- _Exercise data_:
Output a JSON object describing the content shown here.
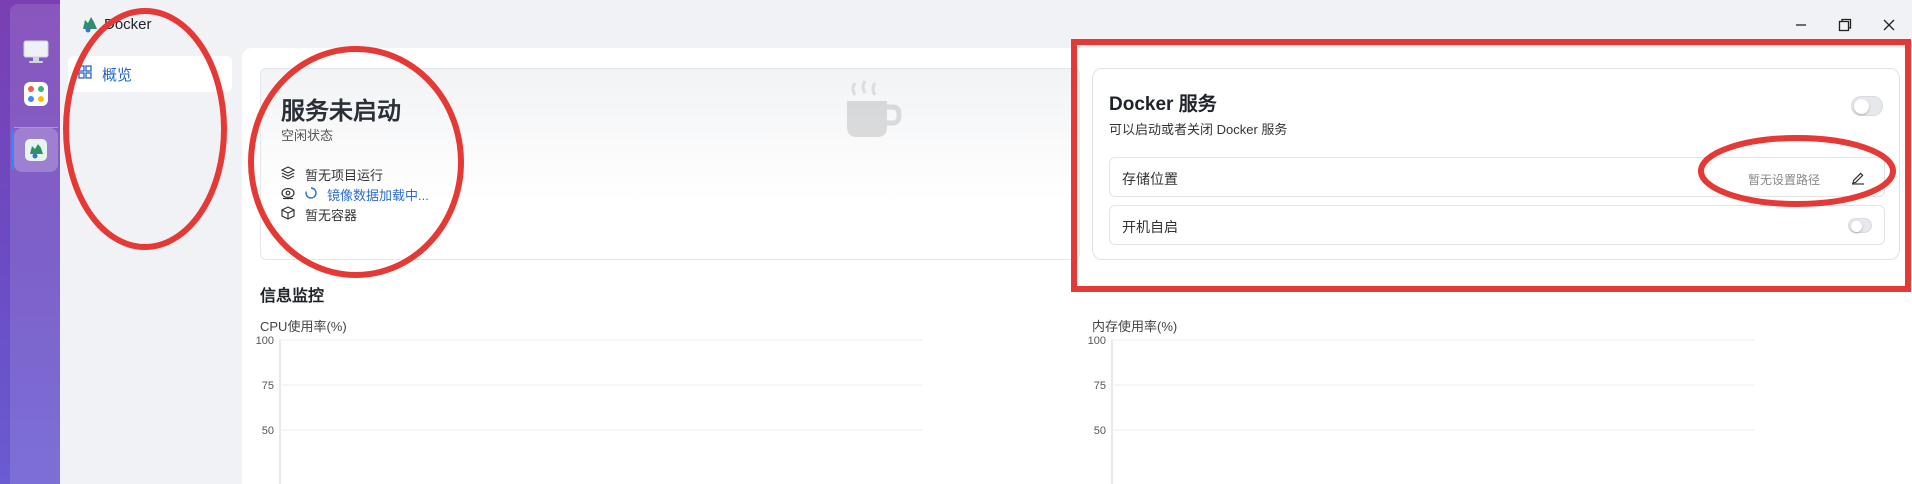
{
  "window": {
    "title": "Docker"
  },
  "sidebar": {
    "items": [
      {
        "label": "概览",
        "icon": "grid-icon"
      }
    ]
  },
  "status": {
    "title": "服务未启动",
    "subtitle": "空闲状态",
    "projects": "暂无项目运行",
    "images": "镜像数据加载中...",
    "containers": "暂无容器"
  },
  "monitor": {
    "title": "信息监控",
    "cpu_label": "CPU使用率(%)",
    "mem_label": "内存使用率(%)"
  },
  "service": {
    "title": "Docker 服务",
    "subtitle": "可以启动或者关闭 Docker 服务",
    "enabled": false,
    "storage_label": "存储位置",
    "storage_placeholder": "暂无设置路径",
    "autostart_label": "开机自启",
    "autostart_enabled": false
  },
  "chart_data": [
    {
      "type": "line",
      "title": "CPU使用率(%)",
      "ylim": [
        0,
        100
      ],
      "y_ticks": [
        "100",
        "75",
        "50"
      ],
      "series": []
    },
    {
      "type": "line",
      "title": "内存使用率(%)",
      "ylim": [
        0,
        100
      ],
      "y_ticks": [
        "100",
        "75",
        "50"
      ],
      "series": []
    }
  ],
  "colors": {
    "accent": "#2563c9",
    "annotation": "#e53935",
    "dock_top": "#7a3fb3",
    "dock_bottom": "#6a5cd1"
  }
}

- _Task goal_: Repeat all the records above exactly, leaving out any pictures.

- _In response_:
Output a JSON object describing the content shown here.
{
  "window": {
    "title": "Docker"
  },
  "sidebar": {
    "items": [
      {
        "label": "概览",
        "icon": "grid-icon"
      }
    ]
  },
  "status": {
    "title": "服务未启动",
    "subtitle": "空闲状态",
    "projects": "暂无项目运行",
    "images": "镜像数据加载中...",
    "containers": "暂无容器"
  },
  "monitor": {
    "title": "信息监控",
    "cpu_label": "CPU使用率(%)",
    "mem_label": "内存使用率(%)"
  },
  "service": {
    "title": "Docker 服务",
    "subtitle": "可以启动或者关闭 Docker 服务",
    "enabled": false,
    "storage_label": "存储位置",
    "storage_placeholder": "暂无设置路径",
    "autostart_label": "开机自启",
    "autostart_enabled": false
  },
  "chart_data": [
    {
      "type": "line",
      "title": "CPU使用率(%)",
      "ylim": [
        0,
        100
      ],
      "y_ticks": [
        "100",
        "75",
        "50"
      ],
      "series": []
    },
    {
      "type": "line",
      "title": "内存使用率(%)",
      "ylim": [
        0,
        100
      ],
      "y_ticks": [
        "100",
        "75",
        "50"
      ],
      "series": []
    }
  ],
  "colors": {
    "accent": "#2563c9",
    "annotation": "#e53935",
    "dock_top": "#7a3fb3",
    "dock_bottom": "#6a5cd1"
  }
}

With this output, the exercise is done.